(Stored entries)
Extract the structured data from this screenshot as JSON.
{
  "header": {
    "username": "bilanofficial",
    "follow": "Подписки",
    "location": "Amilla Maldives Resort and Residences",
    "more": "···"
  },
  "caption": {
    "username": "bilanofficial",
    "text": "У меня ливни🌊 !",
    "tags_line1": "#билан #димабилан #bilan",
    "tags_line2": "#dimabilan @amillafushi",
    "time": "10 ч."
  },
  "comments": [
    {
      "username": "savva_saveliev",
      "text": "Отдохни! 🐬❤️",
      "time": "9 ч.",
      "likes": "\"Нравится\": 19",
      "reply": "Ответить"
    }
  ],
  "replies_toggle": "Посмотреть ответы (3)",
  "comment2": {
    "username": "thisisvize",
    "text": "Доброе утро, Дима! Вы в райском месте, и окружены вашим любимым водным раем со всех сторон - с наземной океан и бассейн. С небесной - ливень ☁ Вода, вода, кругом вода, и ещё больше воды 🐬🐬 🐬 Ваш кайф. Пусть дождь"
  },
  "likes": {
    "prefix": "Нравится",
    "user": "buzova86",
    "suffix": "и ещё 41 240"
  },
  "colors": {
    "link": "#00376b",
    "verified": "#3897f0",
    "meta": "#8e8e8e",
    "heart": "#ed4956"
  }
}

▸ Instructions to follow: Write out every entry again exactly, please, with nothing missing.

▸ The completed task:
Extract the structured data from this screenshot as JSON.
{
  "header": {
    "username": "bilanofficial",
    "follow": "Подписки",
    "location": "Amilla Maldives Resort and Residences",
    "more": "···"
  },
  "caption": {
    "username": "bilanofficial",
    "text": "У меня ливни🌊 !",
    "tags_line1": "#билан #димабилан #bilan",
    "tags_line2": "#dimabilan @amillafushi",
    "time": "10 ч."
  },
  "comments": [
    {
      "username": "savva_saveliev",
      "text": "Отдохни! 🐬❤️",
      "time": "9 ч.",
      "likes": "\"Нравится\": 19",
      "reply": "Ответить"
    }
  ],
  "replies_toggle": "Посмотреть ответы (3)",
  "comment2": {
    "username": "thisisvize",
    "text": "Доброе утро, Дима! Вы в райском месте, и окружены вашим любимым водным раем со всех сторон - с наземной океан и бассейн. С небесной - ливень ☁ Вода, вода, кругом вода, и ещё больше воды 🐬🐬 🐬 Ваш кайф. Пусть дождь"
  },
  "likes": {
    "prefix": "Нравится",
    "user": "buzova86",
    "suffix": "и ещё 41 240"
  },
  "colors": {
    "link": "#00376b",
    "verified": "#3897f0",
    "meta": "#8e8e8e",
    "heart": "#ed4956"
  }
}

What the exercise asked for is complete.